• _Provided information_
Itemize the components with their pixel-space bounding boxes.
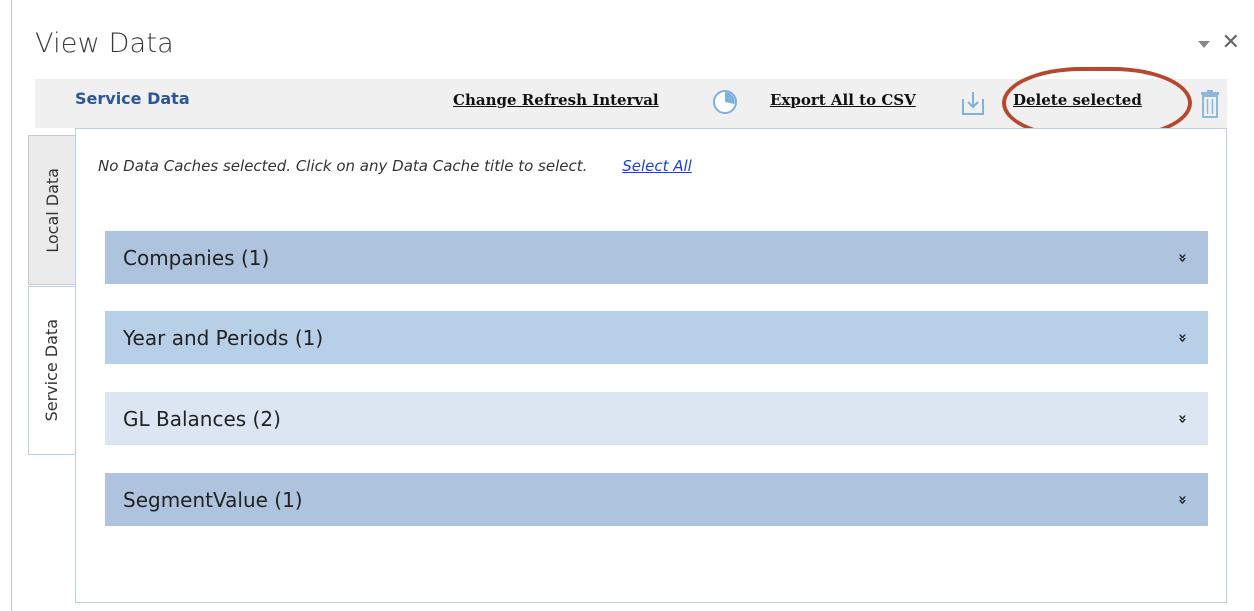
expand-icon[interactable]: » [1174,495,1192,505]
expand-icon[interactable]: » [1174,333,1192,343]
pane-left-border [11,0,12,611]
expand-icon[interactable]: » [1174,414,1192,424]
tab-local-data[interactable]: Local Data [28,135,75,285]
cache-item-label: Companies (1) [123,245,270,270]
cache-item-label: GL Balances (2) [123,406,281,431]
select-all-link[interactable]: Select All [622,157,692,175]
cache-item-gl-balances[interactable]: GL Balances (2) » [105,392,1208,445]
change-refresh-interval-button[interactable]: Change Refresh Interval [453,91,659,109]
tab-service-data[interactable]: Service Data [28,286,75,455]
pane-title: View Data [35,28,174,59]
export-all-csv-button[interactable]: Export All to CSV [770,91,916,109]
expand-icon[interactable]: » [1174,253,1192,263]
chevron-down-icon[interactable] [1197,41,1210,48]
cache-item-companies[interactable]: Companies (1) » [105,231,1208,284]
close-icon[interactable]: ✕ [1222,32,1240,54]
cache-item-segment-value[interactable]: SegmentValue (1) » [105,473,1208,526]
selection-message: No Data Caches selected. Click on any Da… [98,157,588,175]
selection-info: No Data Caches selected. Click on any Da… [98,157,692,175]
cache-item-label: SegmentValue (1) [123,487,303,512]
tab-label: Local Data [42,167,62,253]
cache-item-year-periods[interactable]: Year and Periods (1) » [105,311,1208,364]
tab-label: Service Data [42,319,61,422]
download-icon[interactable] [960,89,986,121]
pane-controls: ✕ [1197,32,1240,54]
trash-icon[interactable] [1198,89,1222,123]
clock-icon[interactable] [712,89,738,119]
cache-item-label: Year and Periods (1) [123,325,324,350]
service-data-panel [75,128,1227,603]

---

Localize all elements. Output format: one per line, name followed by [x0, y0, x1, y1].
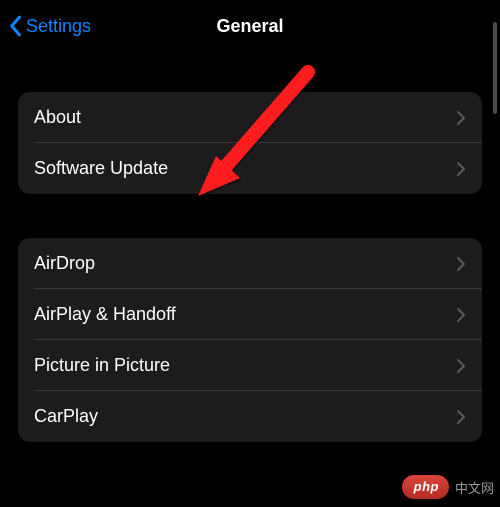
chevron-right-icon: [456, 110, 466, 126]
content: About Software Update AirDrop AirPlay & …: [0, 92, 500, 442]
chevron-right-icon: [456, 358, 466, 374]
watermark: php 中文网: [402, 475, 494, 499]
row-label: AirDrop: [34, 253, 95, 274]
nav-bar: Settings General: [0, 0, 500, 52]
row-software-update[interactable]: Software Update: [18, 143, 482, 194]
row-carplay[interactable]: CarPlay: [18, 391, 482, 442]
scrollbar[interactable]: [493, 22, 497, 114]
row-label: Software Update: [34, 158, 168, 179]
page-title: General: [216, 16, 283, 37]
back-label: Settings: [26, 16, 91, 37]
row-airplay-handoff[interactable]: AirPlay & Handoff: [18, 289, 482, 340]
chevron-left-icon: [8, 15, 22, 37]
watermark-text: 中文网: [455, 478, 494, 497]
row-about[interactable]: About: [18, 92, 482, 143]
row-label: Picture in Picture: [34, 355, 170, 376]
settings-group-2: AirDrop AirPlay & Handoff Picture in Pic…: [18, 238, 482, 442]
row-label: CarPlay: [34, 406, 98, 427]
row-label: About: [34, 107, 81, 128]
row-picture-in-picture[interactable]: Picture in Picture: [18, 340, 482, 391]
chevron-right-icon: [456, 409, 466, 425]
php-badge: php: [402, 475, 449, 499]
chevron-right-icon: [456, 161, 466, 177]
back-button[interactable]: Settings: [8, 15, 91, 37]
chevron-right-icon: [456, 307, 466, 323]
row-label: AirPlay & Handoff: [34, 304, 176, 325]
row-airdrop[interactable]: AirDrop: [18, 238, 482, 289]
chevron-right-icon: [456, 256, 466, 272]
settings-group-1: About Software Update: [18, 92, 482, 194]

• _Stated exercise_
Can you update the rows starting with the line with "chevron-right-icon: [456, 110, 466, 126]" and going on through the line with "scrollbar[interactable]: [493, 22, 497, 114]", so that "AirDrop" becomes "AirShare" and nothing else changes?

• _Exercise answer_
chevron-right-icon: [456, 110, 466, 126]
content: About Software Update AirShare AirPlay & …: [0, 92, 500, 442]
chevron-right-icon: [456, 358, 466, 374]
watermark: php 中文网: [402, 475, 494, 499]
row-label: AirShare: [34, 253, 95, 274]
nav-bar: Settings General: [0, 0, 500, 52]
row-software-update[interactable]: Software Update: [18, 143, 482, 194]
row-carplay[interactable]: CarPlay: [18, 391, 482, 442]
scrollbar[interactable]: [493, 22, 497, 114]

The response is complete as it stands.